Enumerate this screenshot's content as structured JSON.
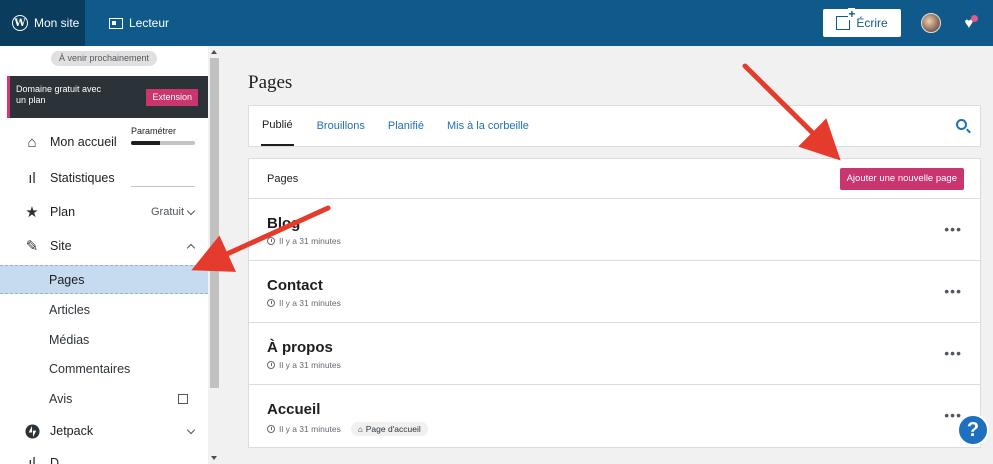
{
  "topbar": {
    "site_label": "Mon site",
    "reader_label": "Lecteur",
    "write_label": "Écrire"
  },
  "sidebar": {
    "soon_label": "À venir prochainement",
    "promo": {
      "text": "Domaine gratuit avec un plan",
      "button": "Extension"
    },
    "items": [
      {
        "label": "Mon accueil",
        "extra": "Paramétrer",
        "progress": 0.45
      },
      {
        "label": "Statistiques"
      },
      {
        "label": "Plan",
        "extra": "Gratuit"
      },
      {
        "label": "Site"
      }
    ],
    "subitems": [
      "Pages",
      "Articles",
      "Médias",
      "Commentaires",
      "Avis"
    ],
    "bottom_items": [
      {
        "label": "Jetpack"
      },
      {
        "label": "D..."
      }
    ]
  },
  "main": {
    "title": "Pages",
    "tabs": [
      "Publié",
      "Brouillons",
      "Planifié",
      "Mis à la corbeille"
    ],
    "list_header": "Pages",
    "add_button": "Ajouter une nouvelle page",
    "rows": [
      {
        "title": "Blog",
        "meta": "Il y a 31 minutes",
        "badge": ""
      },
      {
        "title": "Contact",
        "meta": "Il y a 31 minutes",
        "badge": ""
      },
      {
        "title": "À propos",
        "meta": "Il y a 31 minutes",
        "badge": ""
      },
      {
        "title": "Accueil",
        "meta": "Il y a 31 minutes",
        "badge": "Page d'accueil"
      }
    ]
  },
  "help_label": "?",
  "colors": {
    "topbar": "#0f5a8a",
    "accent_pink": "#c9356e",
    "link_blue": "#2271b1",
    "annotation_arrow": "#e53b2c"
  }
}
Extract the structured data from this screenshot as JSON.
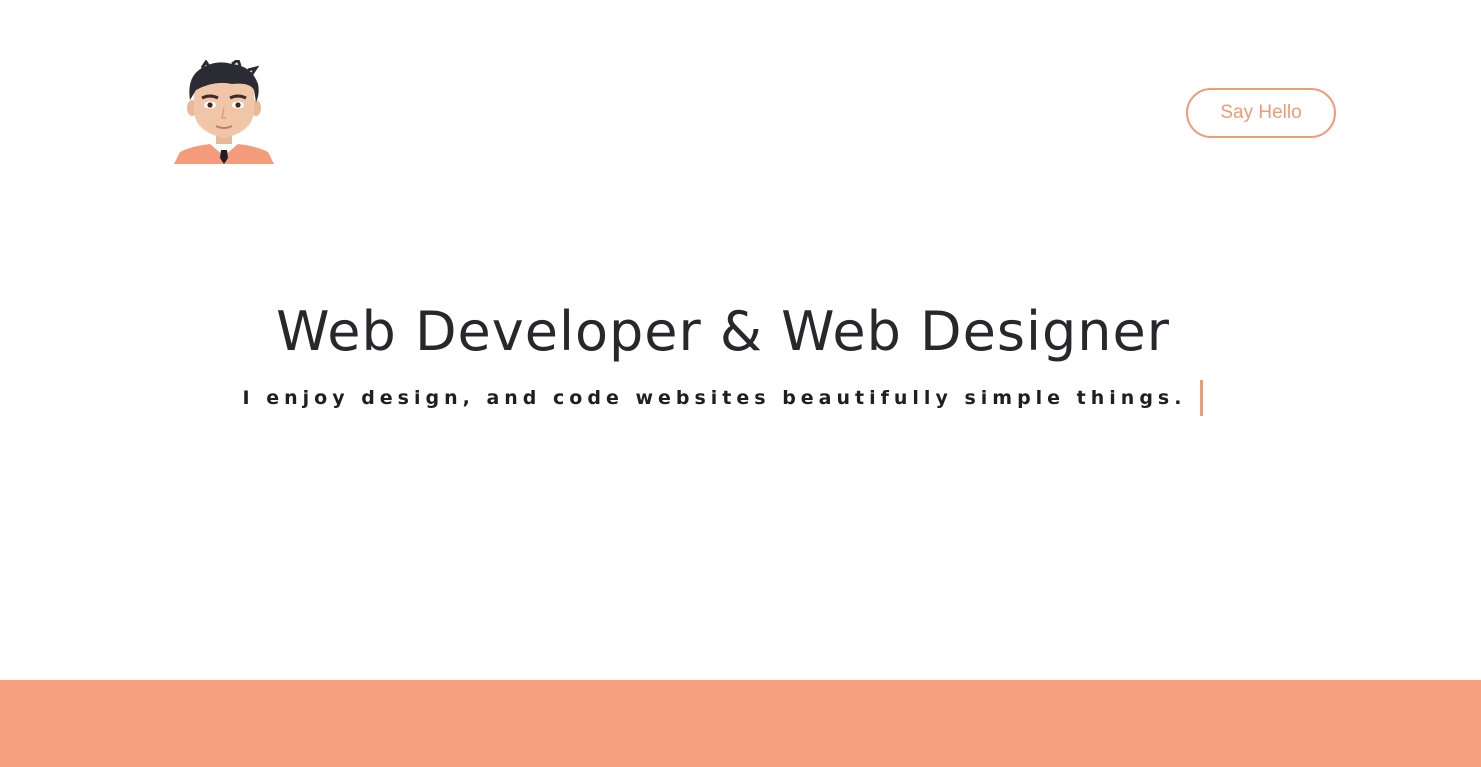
{
  "header": {
    "avatar_icon": "avatar-icon",
    "say_hello_label": "Say Hello"
  },
  "hero": {
    "title": "Web Developer & Web Designer",
    "subtitle": "I enjoy design, and code websites beautifully simple things."
  },
  "colors": {
    "accent": "#f19a75",
    "footer": "#f59f7c",
    "text": "#26282c",
    "background": "#ffffff"
  }
}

= = =

Repeat the records above exactly, leaving out the pictures.

■ ANSWER FOR THIS EXERCISE ■
Enumerate this screenshot's content as structured JSON.
{
  "topbar": {
    "site_label": "Mon site",
    "reader_label": "Lecteur",
    "write_label": "Écrire"
  },
  "sidebar": {
    "soon_label": "À venir prochainement",
    "promo": {
      "text": "Domaine gratuit avec un plan",
      "button": "Extension"
    },
    "items": [
      {
        "label": "Mon accueil",
        "extra": "Paramétrer",
        "progress": 0.45
      },
      {
        "label": "Statistiques"
      },
      {
        "label": "Plan",
        "extra": "Gratuit"
      },
      {
        "label": "Site"
      }
    ],
    "subitems": [
      "Pages",
      "Articles",
      "Médias",
      "Commentaires",
      "Avis"
    ],
    "bottom_items": [
      {
        "label": "Jetpack"
      },
      {
        "label": "D..."
      }
    ]
  },
  "main": {
    "title": "Pages",
    "tabs": [
      "Publié",
      "Brouillons",
      "Planifié",
      "Mis à la corbeille"
    ],
    "list_header": "Pages",
    "add_button": "Ajouter une nouvelle page",
    "rows": [
      {
        "title": "Blog",
        "meta": "Il y a 31 minutes",
        "badge": ""
      },
      {
        "title": "Contact",
        "meta": "Il y a 31 minutes",
        "badge": ""
      },
      {
        "title": "À propos",
        "meta": "Il y a 31 minutes",
        "badge": ""
      },
      {
        "title": "Accueil",
        "meta": "Il y a 31 minutes",
        "badge": "Page d'accueil"
      }
    ]
  },
  "help_label": "?",
  "colors": {
    "topbar": "#0f5a8a",
    "accent_pink": "#c9356e",
    "link_blue": "#2271b1",
    "annotation_arrow": "#e53b2c"
  }
}
Extract the structured data from this screenshot as JSON.
{
  "header": {
    "avatar_icon": "avatar-icon",
    "say_hello_label": "Say Hello"
  },
  "hero": {
    "title": "Web Developer & Web Designer",
    "subtitle": "I enjoy design, and code websites beautifully simple things."
  },
  "colors": {
    "accent": "#f19a75",
    "footer": "#f59f7c",
    "text": "#26282c",
    "background": "#ffffff"
  }
}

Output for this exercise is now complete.